Your task:
Extract the records in full, leaving every picture out.

Source data:
★ ★ ★ ★ ★

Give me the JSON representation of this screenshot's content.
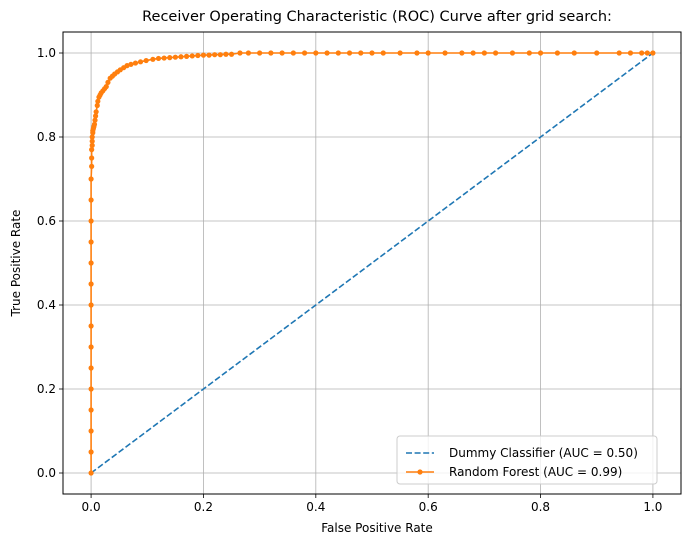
{
  "chart_data": {
    "type": "line",
    "title": "Receiver Operating Characteristic (ROC) Curve after grid search:",
    "xlabel": "False Positive Rate",
    "ylabel": "True Positive Rate",
    "xlim": [
      -0.05,
      1.05
    ],
    "ylim": [
      -0.05,
      1.05
    ],
    "xticks": [
      "0.0",
      "0.2",
      "0.4",
      "0.6",
      "0.8",
      "1.0"
    ],
    "yticks": [
      "0.0",
      "0.2",
      "0.4",
      "0.6",
      "0.8",
      "1.0"
    ],
    "grid": true,
    "legend_position": "lower-right",
    "series": [
      {
        "name": "Dummy Classifier (AUC = 0.50)",
        "style": "dashed",
        "color": "#1f77b4",
        "x": [
          0.0,
          1.0
        ],
        "y": [
          0.0,
          1.0
        ]
      },
      {
        "name": "Random Forest (AUC = 0.99)",
        "style": "solid-markers",
        "color": "#ff7f0e",
        "x": [
          0.0,
          0.0,
          0.0,
          0.0,
          0.0,
          0.0,
          0.0,
          0.0,
          0.0,
          0.0,
          0.0,
          0.0,
          0.0,
          0.0,
          0.0,
          0.001,
          0.001,
          0.001,
          0.002,
          0.002,
          0.002,
          0.003,
          0.003,
          0.004,
          0.005,
          0.006,
          0.007,
          0.008,
          0.009,
          0.011,
          0.012,
          0.014,
          0.016,
          0.018,
          0.021,
          0.024,
          0.027,
          0.03,
          0.034,
          0.038,
          0.042,
          0.047,
          0.052,
          0.058,
          0.064,
          0.071,
          0.079,
          0.088,
          0.098,
          0.11,
          0.12,
          0.13,
          0.14,
          0.15,
          0.16,
          0.17,
          0.18,
          0.19,
          0.2,
          0.21,
          0.22,
          0.23,
          0.24,
          0.25,
          0.265,
          0.28,
          0.3,
          0.32,
          0.34,
          0.36,
          0.38,
          0.4,
          0.42,
          0.44,
          0.46,
          0.48,
          0.5,
          0.52,
          0.55,
          0.58,
          0.6,
          0.63,
          0.66,
          0.68,
          0.7,
          0.72,
          0.75,
          0.78,
          0.8,
          0.83,
          0.86,
          0.9,
          0.94,
          0.96,
          0.98,
          0.99,
          1.0
        ],
        "y": [
          0.0,
          0.05,
          0.1,
          0.15,
          0.2,
          0.25,
          0.3,
          0.35,
          0.4,
          0.45,
          0.5,
          0.55,
          0.6,
          0.65,
          0.7,
          0.73,
          0.75,
          0.77,
          0.78,
          0.79,
          0.8,
          0.81,
          0.815,
          0.82,
          0.825,
          0.83,
          0.84,
          0.85,
          0.86,
          0.875,
          0.885,
          0.895,
          0.9,
          0.905,
          0.91,
          0.915,
          0.92,
          0.93,
          0.94,
          0.945,
          0.95,
          0.955,
          0.96,
          0.965,
          0.97,
          0.973,
          0.976,
          0.979,
          0.982,
          0.985,
          0.987,
          0.988,
          0.989,
          0.99,
          0.991,
          0.992,
          0.993,
          0.994,
          0.995,
          0.995,
          0.996,
          0.996,
          0.997,
          0.997,
          1.0,
          1.0,
          1.0,
          1.0,
          1.0,
          1.0,
          1.0,
          1.0,
          1.0,
          1.0,
          1.0,
          1.0,
          1.0,
          1.0,
          1.0,
          1.0,
          1.0,
          1.0,
          1.0,
          1.0,
          1.0,
          1.0,
          1.0,
          1.0,
          1.0,
          1.0,
          1.0,
          1.0,
          1.0,
          1.0,
          1.0,
          1.0,
          1.0
        ]
      }
    ]
  }
}
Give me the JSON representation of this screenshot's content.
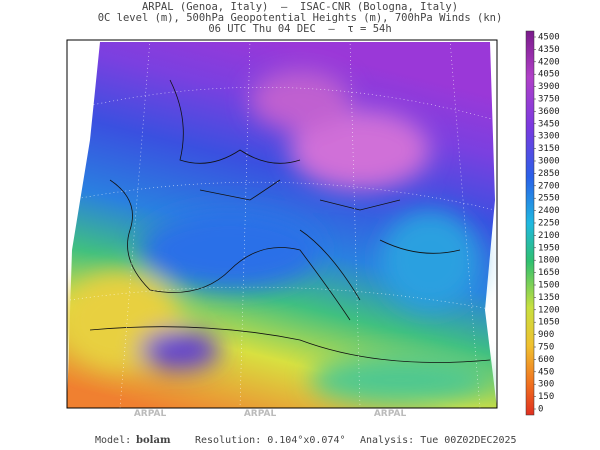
{
  "header": {
    "lines": [
      "ARPAL (Genoa, Italy)  —  ISAC-CNR (Bologna, Italy)",
      "0C level (m), 500hPa Geopotential Heights (m), 700hPa Winds (kn)",
      "06 UTC Thu 04 DEC  —  τ = 54h"
    ]
  },
  "colorbar": {
    "labels": [
      4500,
      4350,
      4200,
      4050,
      3900,
      3750,
      3600,
      3450,
      3300,
      3150,
      3000,
      2850,
      2700,
      2550,
      2400,
      2250,
      2100,
      1950,
      1800,
      1650,
      1500,
      1350,
      1200,
      1050,
      900,
      750,
      600,
      450,
      300,
      150,
      0
    ]
  },
  "watermark": "ARPAL",
  "footer": {
    "model_label": "Model:",
    "model": "bolam",
    "resolution": "Resolution: 0.104°x0.074°",
    "analysis": "Analysis: Tue 00Z02DEC2025"
  }
}
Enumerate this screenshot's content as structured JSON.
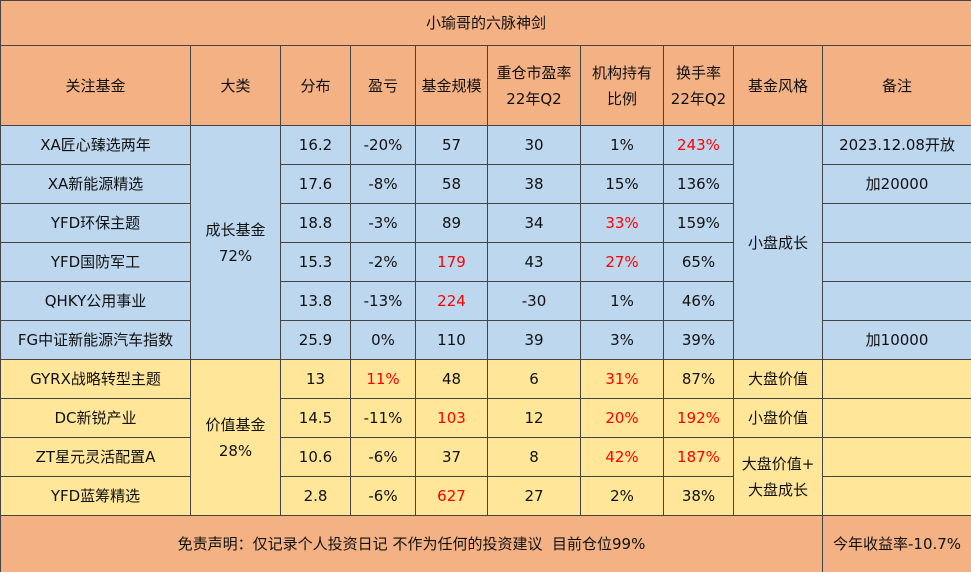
{
  "title": "小瑜哥的六脉神剑",
  "headers": [
    [
      "关注基金"
    ],
    [
      "大类"
    ],
    [
      "分布"
    ],
    [
      "盈亏"
    ],
    [
      "基金规模"
    ],
    [
      "重仓市盈率",
      "22年Q2"
    ],
    [
      "机构持有",
      "比例"
    ],
    [
      "换手率",
      "22年Q2"
    ],
    [
      "基金风格"
    ],
    [
      "备注"
    ]
  ],
  "header_color": "#f4b183",
  "highlight_color": "#ff0000",
  "groups": [
    {
      "label": [
        "成长基金",
        "72%"
      ],
      "color": "#bdd7ee",
      "styles": [
        {
          "label": [
            "小盘成长"
          ],
          "rows": [
            {
              "cells": [
                "XA匠心臻选两年",
                "16.2",
                "-20%",
                "57",
                "30",
                "1%",
                "243%"
              ],
              "note": "2023.12.08开放",
              "red": [
                6
              ]
            },
            {
              "cells": [
                "XA新能源精选",
                "17.6",
                "-8%",
                "58",
                "38",
                "15%",
                "136%"
              ],
              "note": "加20000",
              "red": []
            },
            {
              "cells": [
                "YFD环保主题",
                "18.8",
                "-3%",
                "89",
                "34",
                "33%",
                "159%"
              ],
              "red": [
                5
              ]
            },
            {
              "cells": [
                "YFD国防军工",
                "15.3",
                "-2%",
                "179",
                "43",
                "27%",
                "65%"
              ],
              "red": [
                3,
                5
              ]
            },
            {
              "cells": [
                "QHKY公用事业",
                "13.8",
                "-13%",
                "224",
                "-30",
                "1%",
                "46%"
              ],
              "red": [
                3
              ]
            },
            {
              "cells": [
                "FG中证新能源汽车指数",
                "25.9",
                "0%",
                "110",
                "39",
                "3%",
                "39%"
              ],
              "note": "加10000",
              "red": []
            }
          ]
        }
      ]
    },
    {
      "label": [
        "价值基金",
        "28%"
      ],
      "color": "#ffe699",
      "styles": [
        {
          "label": [
            "大盘价值"
          ],
          "rows": [
            {
              "cells": [
                "GYRX战略转型主题",
                "13",
                "11%",
                "48",
                "6",
                "31%",
                "87%"
              ],
              "red": [
                2,
                5
              ]
            }
          ]
        },
        {
          "label": [
            "小盘价值"
          ],
          "rows": [
            {
              "cells": [
                "DC新锐产业",
                "14.5",
                "-11%",
                "103",
                "12",
                "20%",
                "192%"
              ],
              "red": [
                3,
                5,
                6
              ]
            }
          ]
        },
        {
          "label": [
            "大盘价值+",
            "大盘成长"
          ],
          "rows": [
            {
              "cells": [
                "ZT星元灵活配置A",
                "10.6",
                "-6%",
                "37",
                "8",
                "42%",
                "187%"
              ],
              "red": [
                5,
                6
              ]
            },
            {
              "cells": [
                "YFD蓝筹精选",
                "2.8",
                "-6%",
                "627",
                "27",
                "2%",
                "38%"
              ],
              "red": [
                3
              ]
            }
          ]
        }
      ]
    }
  ],
  "footer": {
    "disclaimer": "免责声明：仅记录个人投资日记 不作为任何的投资建议  目前仓位99%",
    "return": "今年收益率-10.7%"
  }
}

★ ★ ★ ★ ★

Output:
Give me the JSON representation of this screenshot's content.
{
  "chart_data": {
    "type": "line",
    "title": "Receiver Operating Characteristic (ROC) Curve after grid search:",
    "xlabel": "False Positive Rate",
    "ylabel": "True Positive Rate",
    "xlim": [
      -0.05,
      1.05
    ],
    "ylim": [
      -0.05,
      1.05
    ],
    "xticks": [
      "0.0",
      "0.2",
      "0.4",
      "0.6",
      "0.8",
      "1.0"
    ],
    "yticks": [
      "0.0",
      "0.2",
      "0.4",
      "0.6",
      "0.8",
      "1.0"
    ],
    "grid": true,
    "legend_position": "lower-right",
    "series": [
      {
        "name": "Dummy Classifier (AUC = 0.50)",
        "style": "dashed",
        "color": "#1f77b4",
        "x": [
          0.0,
          1.0
        ],
        "y": [
          0.0,
          1.0
        ]
      },
      {
        "name": "Random Forest (AUC = 0.99)",
        "style": "solid-markers",
        "color": "#ff7f0e",
        "x": [
          0.0,
          0.0,
          0.0,
          0.0,
          0.0,
          0.0,
          0.0,
          0.0,
          0.0,
          0.0,
          0.0,
          0.0,
          0.0,
          0.0,
          0.0,
          0.001,
          0.001,
          0.001,
          0.002,
          0.002,
          0.002,
          0.003,
          0.003,
          0.004,
          0.005,
          0.006,
          0.007,
          0.008,
          0.009,
          0.011,
          0.012,
          0.014,
          0.016,
          0.018,
          0.021,
          0.024,
          0.027,
          0.03,
          0.034,
          0.038,
          0.042,
          0.047,
          0.052,
          0.058,
          0.064,
          0.071,
          0.079,
          0.088,
          0.098,
          0.11,
          0.12,
          0.13,
          0.14,
          0.15,
          0.16,
          0.17,
          0.18,
          0.19,
          0.2,
          0.21,
          0.22,
          0.23,
          0.24,
          0.25,
          0.265,
          0.28,
          0.3,
          0.32,
          0.34,
          0.36,
          0.38,
          0.4,
          0.42,
          0.44,
          0.46,
          0.48,
          0.5,
          0.52,
          0.55,
          0.58,
          0.6,
          0.63,
          0.66,
          0.68,
          0.7,
          0.72,
          0.75,
          0.78,
          0.8,
          0.83,
          0.86,
          0.9,
          0.94,
          0.96,
          0.98,
          0.99,
          1.0
        ],
        "y": [
          0.0,
          0.05,
          0.1,
          0.15,
          0.2,
          0.25,
          0.3,
          0.35,
          0.4,
          0.45,
          0.5,
          0.55,
          0.6,
          0.65,
          0.7,
          0.73,
          0.75,
          0.77,
          0.78,
          0.79,
          0.8,
          0.81,
          0.815,
          0.82,
          0.825,
          0.83,
          0.84,
          0.85,
          0.86,
          0.875,
          0.885,
          0.895,
          0.9,
          0.905,
          0.91,
          0.915,
          0.92,
          0.93,
          0.94,
          0.945,
          0.95,
          0.955,
          0.96,
          0.965,
          0.97,
          0.973,
          0.976,
          0.979,
          0.982,
          0.985,
          0.987,
          0.988,
          0.989,
          0.99,
          0.991,
          0.992,
          0.993,
          0.994,
          0.995,
          0.995,
          0.996,
          0.996,
          0.997,
          0.997,
          1.0,
          1.0,
          1.0,
          1.0,
          1.0,
          1.0,
          1.0,
          1.0,
          1.0,
          1.0,
          1.0,
          1.0,
          1.0,
          1.0,
          1.0,
          1.0,
          1.0,
          1.0,
          1.0,
          1.0,
          1.0,
          1.0,
          1.0,
          1.0,
          1.0,
          1.0,
          1.0,
          1.0,
          1.0,
          1.0,
          1.0,
          1.0,
          1.0
        ]
      }
    ]
  }
}
Give me the JSON representation of this screenshot's content.
{
  "header": {
    "lines": [
      "ARPAL (Genoa, Italy)  —  ISAC-CNR (Bologna, Italy)",
      "0C level (m), 500hPa Geopotential Heights (m), 700hPa Winds (kn)",
      "06 UTC Thu 04 DEC  —  τ = 54h"
    ]
  },
  "colorbar": {
    "labels": [
      4500,
      4350,
      4200,
      4050,
      3900,
      3750,
      3600,
      3450,
      3300,
      3150,
      3000,
      2850,
      2700,
      2550,
      2400,
      2250,
      2100,
      1950,
      1800,
      1650,
      1500,
      1350,
      1200,
      1050,
      900,
      750,
      600,
      450,
      300,
      150,
      0
    ]
  },
  "watermark": "ARPAL",
  "footer": {
    "model_label": "Model:",
    "model": "bolam",
    "resolution": "Resolution: 0.104°x0.074°",
    "analysis": "Analysis: Tue 00Z02DEC2025"
  }
}
Enumerate this screenshot's content as structured JSON.
{
  "title": "小瑜哥的六脉神剑",
  "headers": [
    [
      "关注基金"
    ],
    [
      "大类"
    ],
    [
      "分布"
    ],
    [
      "盈亏"
    ],
    [
      "基金规模"
    ],
    [
      "重仓市盈率",
      "22年Q2"
    ],
    [
      "机构持有",
      "比例"
    ],
    [
      "换手率",
      "22年Q2"
    ],
    [
      "基金风格"
    ],
    [
      "备注"
    ]
  ],
  "header_color": "#f4b183",
  "highlight_color": "#ff0000",
  "groups": [
    {
      "label": [
        "成长基金",
        "72%"
      ],
      "color": "#bdd7ee",
      "styles": [
        {
          "label": [
            "小盘成长"
          ],
          "rows": [
            {
              "cells": [
                "XA匠心臻选两年",
                "16.2",
                "-20%",
                "57",
                "30",
                "1%",
                "243%"
              ],
              "note": "2023.12.08开放",
              "red": [
                6
              ]
            },
            {
              "cells": [
                "XA新能源精选",
                "17.6",
                "-8%",
                "58",
                "38",
                "15%",
                "136%"
              ],
              "note": "加20000",
              "red": []
            },
            {
              "cells": [
                "YFD环保主题",
                "18.8",
                "-3%",
                "89",
                "34",
                "33%",
                "159%"
              ],
              "red": [
                5
              ]
            },
            {
              "cells": [
                "YFD国防军工",
                "15.3",
                "-2%",
                "179",
                "43",
                "27%",
                "65%"
              ],
              "red": [
                3,
                5
              ]
            },
            {
              "cells": [
                "QHKY公用事业",
                "13.8",
                "-13%",
                "224",
                "-30",
                "1%",
                "46%"
              ],
              "red": [
                3
              ]
            },
            {
              "cells": [
                "FG中证新能源汽车指数",
                "25.9",
                "0%",
                "110",
                "39",
                "3%",
                "39%"
              ],
              "note": "加10000",
              "red": []
            }
          ]
        }
      ]
    },
    {
      "label": [
        "价值基金",
        "28%"
      ],
      "color": "#ffe699",
      "styles": [
        {
          "label": [
            "大盘价值"
          ],
          "rows": [
            {
              "cells": [
                "GYRX战略转型主题",
                "13",
                "11%",
                "48",
                "6",
                "31%",
                "87%"
              ],
              "red": [
                2,
                5
              ]
            }
          ]
        },
        {
          "label": [
            "小盘价值"
          ],
          "rows": [
            {
              "cells": [
                "DC新锐产业",
                "14.5",
                "-11%",
                "103",
                "12",
                "20%",
                "192%"
              ],
              "red": [
                3,
                5,
                6
              ]
            }
          ]
        },
        {
          "label": [
            "大盘价值+",
            "大盘成长"
          ],
          "rows": [
            {
              "cells": [
                "ZT星元灵活配置A",
                "10.6",
                "-6%",
                "37",
                "8",
                "42%",
                "187%"
              ],
              "red": [
                5,
                6
              ]
            },
            {
              "cells": [
                "YFD蓝筹精选",
                "2.8",
                "-6%",
                "627",
                "27",
                "2%",
                "38%"
              ],
              "red": [
                3
              ]
            }
          ]
        }
      ]
    }
  ],
  "footer": {
    "disclaimer": "免责声明：仅记录个人投资日记 不作为任何的投资建议  目前仓位99%",
    "return": "今年收益率-10.7%"
  }
}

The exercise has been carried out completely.